Given request: Go through each line of the records below and count those with the word "Mercury"; give only the total.

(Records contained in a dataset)

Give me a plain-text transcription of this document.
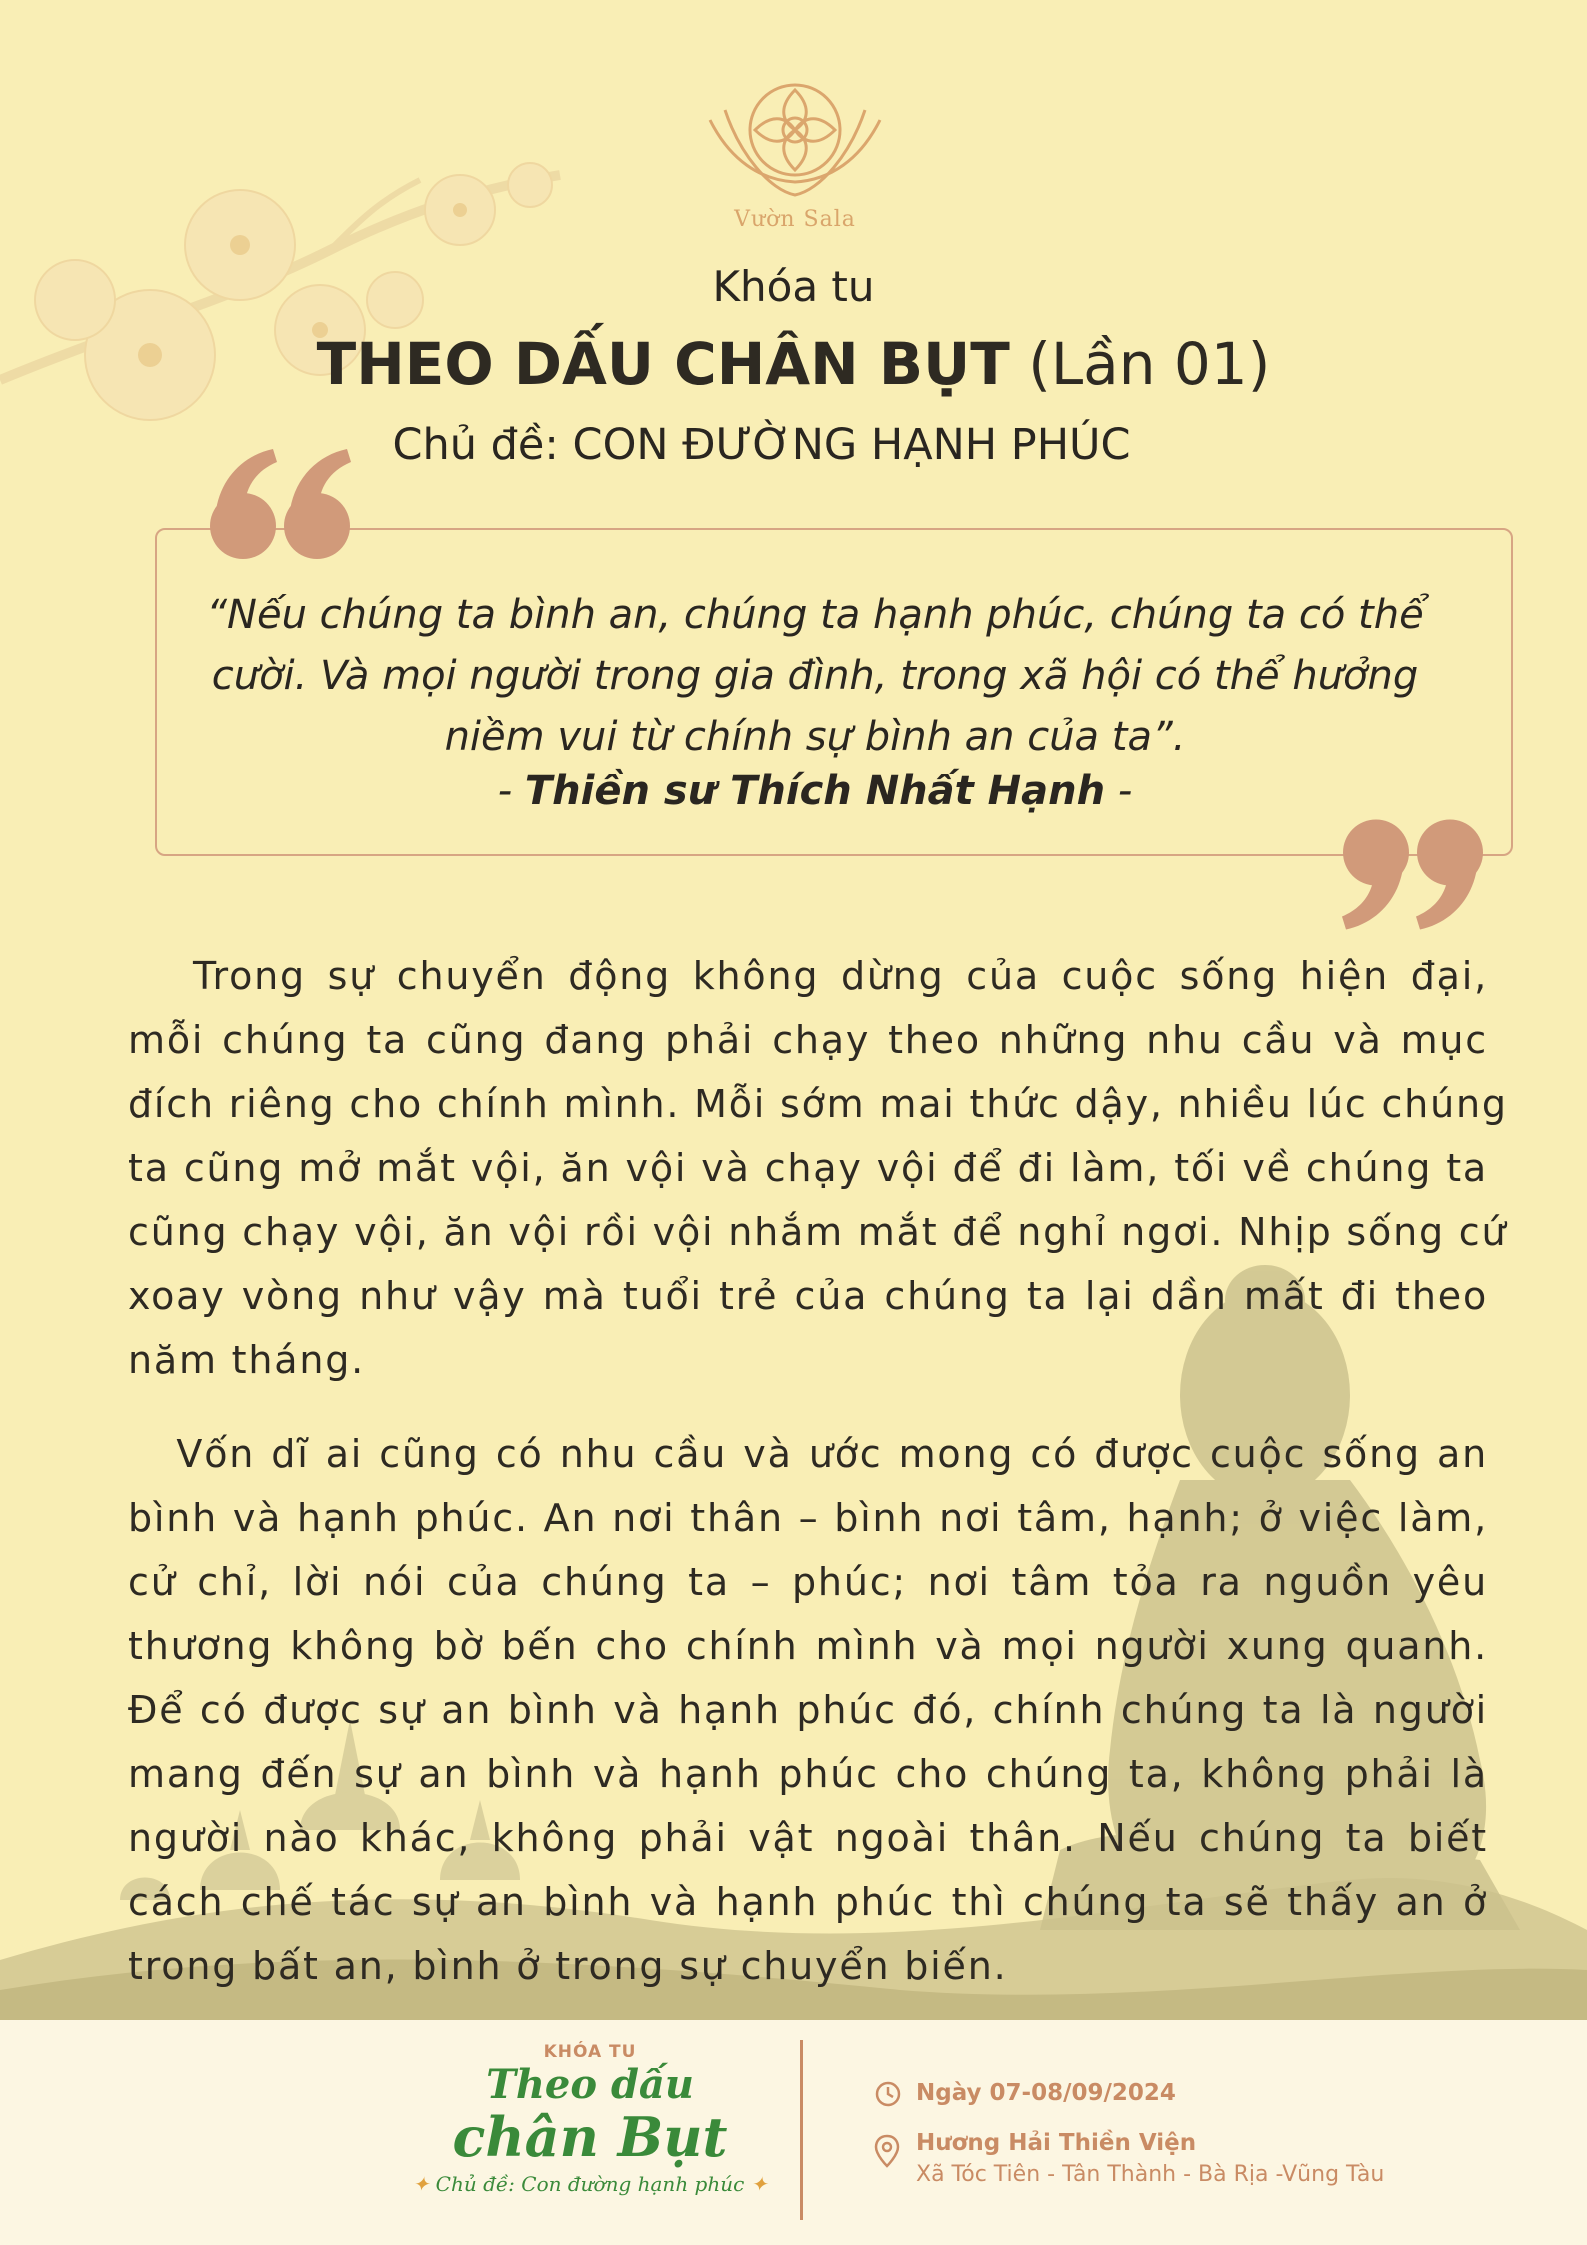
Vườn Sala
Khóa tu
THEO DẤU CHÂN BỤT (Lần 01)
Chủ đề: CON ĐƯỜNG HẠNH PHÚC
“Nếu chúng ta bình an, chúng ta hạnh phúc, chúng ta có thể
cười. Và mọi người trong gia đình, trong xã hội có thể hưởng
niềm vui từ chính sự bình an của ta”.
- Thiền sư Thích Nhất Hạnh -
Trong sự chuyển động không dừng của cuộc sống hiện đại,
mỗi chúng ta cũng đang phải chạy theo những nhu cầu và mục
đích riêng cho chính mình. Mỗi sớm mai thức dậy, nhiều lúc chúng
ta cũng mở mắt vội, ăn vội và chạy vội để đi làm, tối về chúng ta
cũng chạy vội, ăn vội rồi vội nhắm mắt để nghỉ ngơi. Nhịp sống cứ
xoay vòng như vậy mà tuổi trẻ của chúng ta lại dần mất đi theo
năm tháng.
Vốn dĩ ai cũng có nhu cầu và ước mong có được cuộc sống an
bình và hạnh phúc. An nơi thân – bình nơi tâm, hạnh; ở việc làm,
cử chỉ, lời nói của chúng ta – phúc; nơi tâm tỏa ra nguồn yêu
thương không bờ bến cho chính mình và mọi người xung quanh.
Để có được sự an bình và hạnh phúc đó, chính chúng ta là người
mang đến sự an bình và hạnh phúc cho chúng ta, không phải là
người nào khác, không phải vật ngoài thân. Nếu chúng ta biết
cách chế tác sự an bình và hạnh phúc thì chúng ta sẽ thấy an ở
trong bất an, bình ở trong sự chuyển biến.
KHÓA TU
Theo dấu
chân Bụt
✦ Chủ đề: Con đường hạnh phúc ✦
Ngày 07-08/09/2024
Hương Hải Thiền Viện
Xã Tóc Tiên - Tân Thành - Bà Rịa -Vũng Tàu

==

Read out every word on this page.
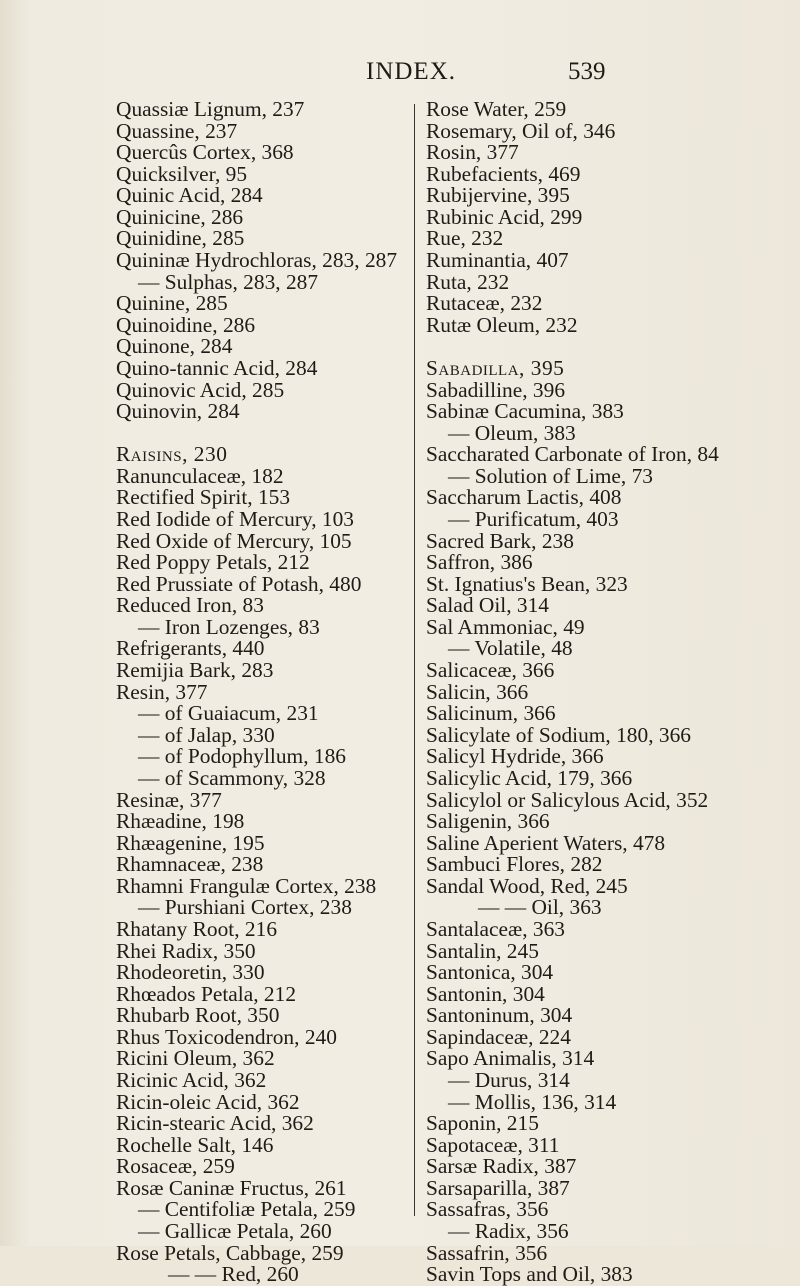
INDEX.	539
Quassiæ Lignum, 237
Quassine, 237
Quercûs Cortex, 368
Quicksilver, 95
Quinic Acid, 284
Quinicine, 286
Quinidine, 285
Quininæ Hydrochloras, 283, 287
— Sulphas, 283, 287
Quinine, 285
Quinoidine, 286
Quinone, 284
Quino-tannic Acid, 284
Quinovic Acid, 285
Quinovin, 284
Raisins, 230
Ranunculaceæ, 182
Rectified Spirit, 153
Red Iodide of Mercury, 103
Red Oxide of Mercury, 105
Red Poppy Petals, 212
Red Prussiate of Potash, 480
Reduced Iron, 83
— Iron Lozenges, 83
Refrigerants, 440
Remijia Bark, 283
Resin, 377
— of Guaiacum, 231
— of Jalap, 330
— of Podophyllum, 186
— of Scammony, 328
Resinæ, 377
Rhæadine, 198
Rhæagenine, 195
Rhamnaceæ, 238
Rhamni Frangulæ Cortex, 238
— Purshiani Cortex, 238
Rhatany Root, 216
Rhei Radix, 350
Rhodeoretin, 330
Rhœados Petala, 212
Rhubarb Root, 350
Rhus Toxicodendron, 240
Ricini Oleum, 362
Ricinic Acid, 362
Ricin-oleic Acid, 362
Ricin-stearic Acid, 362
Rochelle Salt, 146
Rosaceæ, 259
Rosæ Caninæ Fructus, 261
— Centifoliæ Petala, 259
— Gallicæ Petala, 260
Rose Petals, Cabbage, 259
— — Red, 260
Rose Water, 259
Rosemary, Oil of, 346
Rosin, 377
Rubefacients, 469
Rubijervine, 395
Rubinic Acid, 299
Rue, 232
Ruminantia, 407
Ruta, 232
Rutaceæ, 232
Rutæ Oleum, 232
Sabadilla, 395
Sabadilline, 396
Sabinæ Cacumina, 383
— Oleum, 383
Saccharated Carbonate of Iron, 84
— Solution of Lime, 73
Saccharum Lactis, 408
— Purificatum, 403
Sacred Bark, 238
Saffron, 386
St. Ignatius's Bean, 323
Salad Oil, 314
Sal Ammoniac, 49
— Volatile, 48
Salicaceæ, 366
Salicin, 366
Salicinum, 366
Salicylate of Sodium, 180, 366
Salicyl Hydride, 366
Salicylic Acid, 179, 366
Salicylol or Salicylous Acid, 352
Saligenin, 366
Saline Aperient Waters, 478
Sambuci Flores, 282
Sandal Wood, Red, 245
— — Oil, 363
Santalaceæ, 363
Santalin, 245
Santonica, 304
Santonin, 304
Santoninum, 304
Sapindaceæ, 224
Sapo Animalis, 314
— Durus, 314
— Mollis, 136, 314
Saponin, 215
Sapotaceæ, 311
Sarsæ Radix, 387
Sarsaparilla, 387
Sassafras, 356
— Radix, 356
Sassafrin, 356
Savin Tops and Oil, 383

==

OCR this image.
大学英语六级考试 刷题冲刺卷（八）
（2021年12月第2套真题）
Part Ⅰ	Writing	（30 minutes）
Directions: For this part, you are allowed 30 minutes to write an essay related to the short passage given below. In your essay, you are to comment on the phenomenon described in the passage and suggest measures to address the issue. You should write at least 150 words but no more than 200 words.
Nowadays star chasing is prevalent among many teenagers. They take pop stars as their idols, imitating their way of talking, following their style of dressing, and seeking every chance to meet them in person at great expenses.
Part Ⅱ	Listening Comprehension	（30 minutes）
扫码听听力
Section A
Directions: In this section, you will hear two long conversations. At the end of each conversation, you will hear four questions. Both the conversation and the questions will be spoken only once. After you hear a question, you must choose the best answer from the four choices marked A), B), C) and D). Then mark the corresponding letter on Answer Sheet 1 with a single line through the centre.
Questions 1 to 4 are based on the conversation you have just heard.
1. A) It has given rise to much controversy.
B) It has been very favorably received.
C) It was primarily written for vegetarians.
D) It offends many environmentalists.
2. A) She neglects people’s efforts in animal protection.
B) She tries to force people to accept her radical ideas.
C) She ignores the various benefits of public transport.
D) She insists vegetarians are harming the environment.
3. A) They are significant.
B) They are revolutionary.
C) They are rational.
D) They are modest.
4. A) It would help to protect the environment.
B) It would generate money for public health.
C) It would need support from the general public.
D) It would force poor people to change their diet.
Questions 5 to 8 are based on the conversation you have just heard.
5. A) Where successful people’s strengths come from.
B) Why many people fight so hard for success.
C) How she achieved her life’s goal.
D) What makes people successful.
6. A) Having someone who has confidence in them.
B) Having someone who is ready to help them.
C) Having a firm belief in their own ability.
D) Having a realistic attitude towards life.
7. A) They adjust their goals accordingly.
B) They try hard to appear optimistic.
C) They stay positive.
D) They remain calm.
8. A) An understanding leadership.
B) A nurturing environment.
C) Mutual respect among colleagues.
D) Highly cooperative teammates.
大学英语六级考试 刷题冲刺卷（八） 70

Expected answer: 2